→ EXTRAIT DU TEXTE:
Où sont passés les deux milliards de dollars d’aide financière du Qatar à la Tunisie dont ont parlé les collaborateurs de Rached Ghannouchi, président du parti islamiste Ennahdha, et, accessoirement, de l’Assemblée des représentants du peuple (ARP), à l’issue de la visite de ce dernier à Doha, début mai dernier ?
A l’époque, souvenons-nous, le conseiller politique de Ghannouchi, Riadh Chaïbi, pour justifier cette visite effectuée secrètement et sans en informer les membres de l’Assemblée, a parlé, d’une mission visant à demander au Qatar d’apporter son soutien à la Tunisie pour l’aider à sortir d’une crise financière étouffante.
M. Chaïbi a même cru devoir détailler les termes d’un accord préliminaire passé par le chef islamiste avec les autorités qataries, alors que tout le monde sait que, lors de son court séjour à Doha, Ghannouchi n’a été reçu par aucun haut responsable de ce pays et qu’il y était parti pour sonder l’évolution de la position de ses hôtes vis-à-vis des Frères musulmans, dont il est l’un des dirigeants, et qui ont été lâchés par leurs soutiens habituels dans la région, la Turquie et le Qatar, au profit d’un rapprochement stratégique avec leurs irréductibles ennemis, l’Egypte et l’Arabie saoudite.

→ MATÉRIEL D'ÉTUDE:
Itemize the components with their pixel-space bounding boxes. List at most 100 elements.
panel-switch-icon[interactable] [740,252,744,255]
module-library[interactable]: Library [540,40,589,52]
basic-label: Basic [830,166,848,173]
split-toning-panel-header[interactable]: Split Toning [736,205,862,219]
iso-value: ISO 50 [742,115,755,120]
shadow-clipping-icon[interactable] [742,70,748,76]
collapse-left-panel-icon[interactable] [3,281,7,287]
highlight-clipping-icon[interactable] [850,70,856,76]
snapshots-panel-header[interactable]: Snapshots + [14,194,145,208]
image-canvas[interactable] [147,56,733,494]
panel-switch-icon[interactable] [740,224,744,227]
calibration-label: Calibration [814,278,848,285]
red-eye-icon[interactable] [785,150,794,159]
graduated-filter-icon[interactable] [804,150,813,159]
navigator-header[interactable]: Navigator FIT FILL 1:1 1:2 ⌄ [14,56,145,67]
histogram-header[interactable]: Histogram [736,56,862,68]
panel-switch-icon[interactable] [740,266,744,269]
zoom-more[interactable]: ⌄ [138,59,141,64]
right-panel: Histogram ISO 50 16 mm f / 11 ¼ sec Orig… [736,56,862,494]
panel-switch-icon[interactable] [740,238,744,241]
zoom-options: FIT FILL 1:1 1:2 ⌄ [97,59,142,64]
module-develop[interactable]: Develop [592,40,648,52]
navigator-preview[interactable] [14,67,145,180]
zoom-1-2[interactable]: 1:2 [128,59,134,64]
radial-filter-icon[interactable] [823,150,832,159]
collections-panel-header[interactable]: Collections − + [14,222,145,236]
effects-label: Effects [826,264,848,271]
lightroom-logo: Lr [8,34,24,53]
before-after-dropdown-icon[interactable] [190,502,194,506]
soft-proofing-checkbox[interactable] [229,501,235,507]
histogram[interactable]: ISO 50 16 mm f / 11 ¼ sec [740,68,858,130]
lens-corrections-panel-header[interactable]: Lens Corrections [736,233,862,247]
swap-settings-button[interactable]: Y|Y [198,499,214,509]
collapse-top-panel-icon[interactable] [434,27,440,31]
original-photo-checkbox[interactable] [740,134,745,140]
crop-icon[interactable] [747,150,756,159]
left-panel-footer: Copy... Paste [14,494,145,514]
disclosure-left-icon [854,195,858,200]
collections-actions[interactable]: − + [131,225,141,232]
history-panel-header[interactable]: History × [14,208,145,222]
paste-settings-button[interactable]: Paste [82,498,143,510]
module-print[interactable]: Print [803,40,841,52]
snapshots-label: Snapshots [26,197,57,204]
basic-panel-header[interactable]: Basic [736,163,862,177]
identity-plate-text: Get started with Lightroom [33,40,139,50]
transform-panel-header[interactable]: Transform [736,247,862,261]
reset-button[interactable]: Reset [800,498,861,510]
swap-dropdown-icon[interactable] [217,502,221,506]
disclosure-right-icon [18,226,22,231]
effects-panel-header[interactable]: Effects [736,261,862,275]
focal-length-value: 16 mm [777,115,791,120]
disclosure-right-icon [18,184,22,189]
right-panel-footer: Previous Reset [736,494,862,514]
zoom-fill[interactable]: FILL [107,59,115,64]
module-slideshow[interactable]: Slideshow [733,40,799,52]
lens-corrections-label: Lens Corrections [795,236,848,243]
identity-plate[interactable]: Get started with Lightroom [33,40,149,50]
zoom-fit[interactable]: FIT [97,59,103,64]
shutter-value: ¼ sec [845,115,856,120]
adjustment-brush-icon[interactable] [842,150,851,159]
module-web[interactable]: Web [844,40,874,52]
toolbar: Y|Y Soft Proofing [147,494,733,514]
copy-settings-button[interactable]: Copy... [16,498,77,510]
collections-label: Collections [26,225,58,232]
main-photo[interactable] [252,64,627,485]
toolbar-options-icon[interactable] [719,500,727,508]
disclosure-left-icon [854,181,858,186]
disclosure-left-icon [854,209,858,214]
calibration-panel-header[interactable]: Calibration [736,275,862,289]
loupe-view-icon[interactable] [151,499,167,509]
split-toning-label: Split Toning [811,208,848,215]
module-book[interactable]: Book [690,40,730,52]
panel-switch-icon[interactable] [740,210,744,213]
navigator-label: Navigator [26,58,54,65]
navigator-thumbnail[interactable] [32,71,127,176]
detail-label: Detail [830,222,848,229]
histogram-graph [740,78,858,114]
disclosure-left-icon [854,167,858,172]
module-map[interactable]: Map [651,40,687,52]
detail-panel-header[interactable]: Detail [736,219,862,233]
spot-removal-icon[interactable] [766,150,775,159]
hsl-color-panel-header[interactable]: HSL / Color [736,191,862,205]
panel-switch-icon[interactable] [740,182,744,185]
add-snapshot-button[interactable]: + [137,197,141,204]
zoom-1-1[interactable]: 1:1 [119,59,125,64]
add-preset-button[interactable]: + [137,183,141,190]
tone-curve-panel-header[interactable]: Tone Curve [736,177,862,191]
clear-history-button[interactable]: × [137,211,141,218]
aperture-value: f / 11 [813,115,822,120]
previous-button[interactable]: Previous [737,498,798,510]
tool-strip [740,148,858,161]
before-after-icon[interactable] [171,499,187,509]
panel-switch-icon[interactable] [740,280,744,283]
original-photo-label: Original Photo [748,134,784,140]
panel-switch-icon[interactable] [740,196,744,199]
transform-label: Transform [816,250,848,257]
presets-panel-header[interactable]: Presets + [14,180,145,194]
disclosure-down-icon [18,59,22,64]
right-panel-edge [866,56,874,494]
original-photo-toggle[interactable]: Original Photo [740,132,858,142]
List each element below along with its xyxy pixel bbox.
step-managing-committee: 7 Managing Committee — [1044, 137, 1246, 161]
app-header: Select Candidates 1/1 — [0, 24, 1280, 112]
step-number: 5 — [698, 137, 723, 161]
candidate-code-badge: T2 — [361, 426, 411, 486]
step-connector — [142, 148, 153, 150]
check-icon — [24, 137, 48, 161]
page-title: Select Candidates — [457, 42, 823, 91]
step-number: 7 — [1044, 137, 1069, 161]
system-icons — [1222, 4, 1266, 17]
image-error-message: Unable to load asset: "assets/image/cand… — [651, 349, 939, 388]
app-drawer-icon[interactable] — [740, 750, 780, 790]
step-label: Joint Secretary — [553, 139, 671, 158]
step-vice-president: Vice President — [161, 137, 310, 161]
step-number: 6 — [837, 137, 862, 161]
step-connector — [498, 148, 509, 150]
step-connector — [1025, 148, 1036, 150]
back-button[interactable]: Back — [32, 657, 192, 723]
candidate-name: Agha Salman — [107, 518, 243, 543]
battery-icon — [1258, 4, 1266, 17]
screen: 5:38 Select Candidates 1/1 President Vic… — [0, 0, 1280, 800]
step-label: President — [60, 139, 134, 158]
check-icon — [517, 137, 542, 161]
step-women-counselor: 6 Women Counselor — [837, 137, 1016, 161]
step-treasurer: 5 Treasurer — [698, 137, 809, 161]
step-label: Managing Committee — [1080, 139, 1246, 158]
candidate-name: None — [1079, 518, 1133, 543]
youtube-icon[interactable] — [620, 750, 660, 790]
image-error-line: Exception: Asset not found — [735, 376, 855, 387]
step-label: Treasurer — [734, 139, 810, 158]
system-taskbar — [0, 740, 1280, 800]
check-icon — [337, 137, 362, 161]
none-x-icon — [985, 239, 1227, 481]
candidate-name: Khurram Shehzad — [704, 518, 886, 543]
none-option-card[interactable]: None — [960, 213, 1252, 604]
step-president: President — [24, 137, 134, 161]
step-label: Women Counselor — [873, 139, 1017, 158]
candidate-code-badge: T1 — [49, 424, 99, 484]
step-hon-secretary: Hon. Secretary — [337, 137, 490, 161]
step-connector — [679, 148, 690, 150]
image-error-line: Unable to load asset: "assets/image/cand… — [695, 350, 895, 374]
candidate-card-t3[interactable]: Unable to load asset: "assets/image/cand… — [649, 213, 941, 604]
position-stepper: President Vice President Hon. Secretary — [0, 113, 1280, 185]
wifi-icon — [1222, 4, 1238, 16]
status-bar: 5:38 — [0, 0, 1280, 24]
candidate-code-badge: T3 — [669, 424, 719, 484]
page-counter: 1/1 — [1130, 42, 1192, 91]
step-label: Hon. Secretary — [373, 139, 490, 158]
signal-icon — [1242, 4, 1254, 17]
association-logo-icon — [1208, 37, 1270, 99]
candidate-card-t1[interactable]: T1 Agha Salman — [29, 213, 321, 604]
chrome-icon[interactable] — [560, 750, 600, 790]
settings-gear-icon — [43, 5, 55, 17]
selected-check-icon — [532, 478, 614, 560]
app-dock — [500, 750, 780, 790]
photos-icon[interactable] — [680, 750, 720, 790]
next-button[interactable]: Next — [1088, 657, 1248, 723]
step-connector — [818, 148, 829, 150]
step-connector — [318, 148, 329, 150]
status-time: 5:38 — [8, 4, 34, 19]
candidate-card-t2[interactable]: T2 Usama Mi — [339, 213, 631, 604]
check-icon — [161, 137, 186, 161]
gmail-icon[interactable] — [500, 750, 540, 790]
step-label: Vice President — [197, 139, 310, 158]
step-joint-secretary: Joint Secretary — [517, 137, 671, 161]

→ VOTRE TÂCHE:
Poursuivez l'article sur la visite de Rached Ghannouchi à Doha en reprenant juste après sa dernière phrase.

→ RÉSULTAT ATTENDU:
M. Chaïbi avait parlé, entre autres générosités dont le Qatar allait gratifier la Tunisie grâce à l’entregent d’un magicien appelé Ghannouchi, d’une aide de 2 milliards de dollars, somme qui serait déposée, selon lui, à la Banque centrale de Tunisie (BCT) pour soutenir les équilibres de la balance extérieure de notre pays et éviter l’effondrement annoncé de sa monnaie, le dinar. M. Chaïbi avait même parlé, entre autres «cadeaux», d’un don qatari de 2 millions de doses de vaccins pour contribuer à la campagne tunisienne de vaccination contre la Covid-19.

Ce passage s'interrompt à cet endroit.